- _SHORT PROBLEM_:
Copy every line of the listing exactly.

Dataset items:
________________________________________

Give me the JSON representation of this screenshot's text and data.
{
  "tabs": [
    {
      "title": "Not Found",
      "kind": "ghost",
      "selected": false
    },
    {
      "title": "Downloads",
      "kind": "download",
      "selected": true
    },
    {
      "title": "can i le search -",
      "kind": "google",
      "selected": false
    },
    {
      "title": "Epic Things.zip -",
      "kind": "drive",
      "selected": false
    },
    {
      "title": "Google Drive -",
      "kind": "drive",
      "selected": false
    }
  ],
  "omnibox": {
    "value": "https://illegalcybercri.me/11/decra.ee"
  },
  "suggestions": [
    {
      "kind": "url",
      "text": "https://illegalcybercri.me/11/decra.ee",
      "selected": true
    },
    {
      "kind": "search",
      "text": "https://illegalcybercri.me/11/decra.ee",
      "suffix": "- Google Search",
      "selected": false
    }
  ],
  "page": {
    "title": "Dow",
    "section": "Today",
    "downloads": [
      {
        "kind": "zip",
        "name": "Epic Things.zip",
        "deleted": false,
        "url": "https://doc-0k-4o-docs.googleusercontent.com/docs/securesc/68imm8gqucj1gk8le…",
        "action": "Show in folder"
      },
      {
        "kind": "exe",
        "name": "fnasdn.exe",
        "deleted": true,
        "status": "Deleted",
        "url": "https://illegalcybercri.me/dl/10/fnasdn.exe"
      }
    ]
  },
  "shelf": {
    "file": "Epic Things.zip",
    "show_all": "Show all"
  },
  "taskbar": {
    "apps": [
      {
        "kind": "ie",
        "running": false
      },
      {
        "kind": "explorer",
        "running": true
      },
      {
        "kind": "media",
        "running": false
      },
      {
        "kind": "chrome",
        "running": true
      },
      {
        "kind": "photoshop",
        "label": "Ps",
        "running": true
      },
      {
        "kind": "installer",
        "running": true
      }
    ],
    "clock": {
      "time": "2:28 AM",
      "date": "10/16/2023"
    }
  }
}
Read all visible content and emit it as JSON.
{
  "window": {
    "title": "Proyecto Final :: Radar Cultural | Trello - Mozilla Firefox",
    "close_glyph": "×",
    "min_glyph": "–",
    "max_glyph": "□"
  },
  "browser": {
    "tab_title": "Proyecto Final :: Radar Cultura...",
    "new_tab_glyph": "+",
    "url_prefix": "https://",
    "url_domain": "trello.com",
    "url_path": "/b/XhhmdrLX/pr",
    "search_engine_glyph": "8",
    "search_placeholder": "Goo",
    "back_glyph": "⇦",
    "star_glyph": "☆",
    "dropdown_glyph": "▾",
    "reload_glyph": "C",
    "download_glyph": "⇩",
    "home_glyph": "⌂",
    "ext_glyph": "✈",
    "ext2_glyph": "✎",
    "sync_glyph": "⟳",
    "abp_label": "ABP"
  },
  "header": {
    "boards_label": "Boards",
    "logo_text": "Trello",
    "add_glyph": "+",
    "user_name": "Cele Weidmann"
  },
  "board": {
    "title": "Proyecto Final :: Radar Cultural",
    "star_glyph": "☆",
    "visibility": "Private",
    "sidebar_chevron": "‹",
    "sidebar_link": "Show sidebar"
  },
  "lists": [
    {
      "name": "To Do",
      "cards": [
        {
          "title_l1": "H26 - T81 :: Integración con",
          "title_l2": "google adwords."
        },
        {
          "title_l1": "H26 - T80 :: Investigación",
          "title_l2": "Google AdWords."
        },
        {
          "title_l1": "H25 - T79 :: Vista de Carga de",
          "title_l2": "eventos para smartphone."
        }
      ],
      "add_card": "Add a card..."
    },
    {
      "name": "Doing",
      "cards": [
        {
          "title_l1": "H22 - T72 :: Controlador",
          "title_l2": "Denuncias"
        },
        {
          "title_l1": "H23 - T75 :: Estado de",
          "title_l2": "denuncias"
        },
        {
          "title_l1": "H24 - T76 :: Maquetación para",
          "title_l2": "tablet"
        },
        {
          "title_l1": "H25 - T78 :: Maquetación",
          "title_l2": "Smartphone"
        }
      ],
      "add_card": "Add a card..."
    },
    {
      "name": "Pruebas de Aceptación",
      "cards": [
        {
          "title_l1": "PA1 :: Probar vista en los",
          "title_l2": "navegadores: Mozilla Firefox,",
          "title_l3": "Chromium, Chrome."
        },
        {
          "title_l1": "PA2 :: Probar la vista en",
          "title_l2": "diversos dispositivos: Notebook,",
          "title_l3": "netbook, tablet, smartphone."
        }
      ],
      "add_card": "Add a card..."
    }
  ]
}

________________________________________

- _THE REPLY_:
Give me the JSON representation of this screenshot's text and data.
{
  "tabs": [
    {
      "title": "Not Found",
      "kind": "ghost",
      "selected": false
    },
    {
      "title": "Downloads",
      "kind": "download",
      "selected": true
    },
    {
      "title": "can i le search -",
      "kind": "google",
      "selected": false
    },
    {
      "title": "Epic Things.zip -",
      "kind": "drive",
      "selected": false
    },
    {
      "title": "Google Drive -",
      "kind": "drive",
      "selected": false
    }
  ],
  "omnibox": {
    "value": "https://illegalcybercri.me/11/decra.ee"
  },
  "suggestions": [
    {
      "kind": "url",
      "text": "https://illegalcybercri.me/11/decra.ee",
      "selected": true
    },
    {
      "kind": "search",
      "text": "https://illegalcybercri.me/11/decra.ee",
      "suffix": "- Google Search",
      "selected": false
    }
  ],
  "page": {
    "title": "Dow",
    "section": "Today",
    "downloads": [
      {
        "kind": "zip",
        "name": "Epic Things.zip",
        "deleted": false,
        "url": "https://doc-0k-4o-docs.googleusercontent.com/docs/securesc/68imm8gqucj1gk8le…",
        "action": "Show in folder"
      },
      {
        "kind": "exe",
        "name": "fnasdn.exe",
        "deleted": true,
        "status": "Deleted",
        "url": "https://illegalcybercri.me/dl/10/fnasdn.exe"
      }
    ]
  },
  "shelf": {
    "file": "Epic Things.zip",
    "show_all": "Show all"
  },
  "taskbar": {
    "apps": [
      {
        "kind": "ie",
        "running": false
      },
      {
        "kind": "explorer",
        "running": true
      },
      {
        "kind": "media",
        "running": false
      },
      {
        "kind": "chrome",
        "running": true
      },
      {
        "kind": "photoshop",
        "label": "Ps",
        "running": true
      },
      {
        "kind": "installer",
        "running": true
      }
    ],
    "clock": {
      "time": "2:28 AM",
      "date": "10/16/2023"
    }
  }
}
Read all visible content and emit it as JSON.
{
  "window": {
    "title": "Proyecto Final :: Radar Cultural | Trello - Mozilla Firefox",
    "close_glyph": "×",
    "min_glyph": "–",
    "max_glyph": "□"
  },
  "browser": {
    "tab_title": "Proyecto Final :: Radar Cultura...",
    "new_tab_glyph": "+",
    "url_prefix": "https://",
    "url_domain": "trello.com",
    "url_path": "/b/XhhmdrLX/pr",
    "search_engine_glyph": "8",
    "search_placeholder": "Goo",
    "back_glyph": "⇦",
    "star_glyph": "☆",
    "dropdown_glyph": "▾",
    "reload_glyph": "C",
    "download_glyph": "⇩",
    "home_glyph": "⌂",
    "ext_glyph": "✈",
    "ext2_glyph": "✎",
    "sync_glyph": "⟳",
    "abp_label": "ABP"
  },
  "header": {
    "boards_label": "Boards",
    "logo_text": "Trello",
    "add_glyph": "+",
    "user_name": "Cele Weidmann"
  },
  "board": {
    "title": "Proyecto Final :: Radar Cultural",
    "star_glyph": "☆",
    "visibility": "Private",
    "sidebar_chevron": "‹",
    "sidebar_link": "Show sidebar"
  },
  "lists": [
    {
      "name": "To Do",
      "cards": [
        {
          "title_l1": "H26 - T81 :: Integración con",
          "title_l2": "google adwords."
        },
        {
          "title_l1": "H26 - T80 :: Investigación",
          "title_l2": "Google AdWords."
        },
        {
          "title_l1": "H25 - T79 :: Vista de Carga de",
          "title_l2": "eventos para smartphone."
        }
      ],
      "add_card": "Add a card..."
    },
    {
      "name": "Doing",
      "cards": [
        {
          "title_l1": "H22 - T72 :: Controlador",
          "title_l2": "Denuncias"
        },
        {
          "title_l1": "H23 - T75 :: Estado de",
          "title_l2": "denuncias"
        },
        {
          "title_l1": "H24 - T76 :: Maquetación para",
          "title_l2": "tablet"
        },
        {
          "title_l1": "H25 - T78 :: Maquetación",
          "title_l2": "Smartphone"
        }
      ],
      "add_card": "Add a card..."
    },
    {
      "name": "Pruebas de Aceptación",
      "cards": [
        {
          "title_l1": "PA1 :: Probar vista en los",
          "title_l2": "navegadores: Mozilla Firefox,",
          "title_l3": "Chromium, Chrome."
        },
        {
          "title_l1": "PA2 :: Probar la vista en",
          "title_l2": "diversos dispositivos: Notebook,",
          "title_l3": "netbook, tablet, smartphone."
        }
      ],
      "add_card": "Add a card..."
    }
  ]
}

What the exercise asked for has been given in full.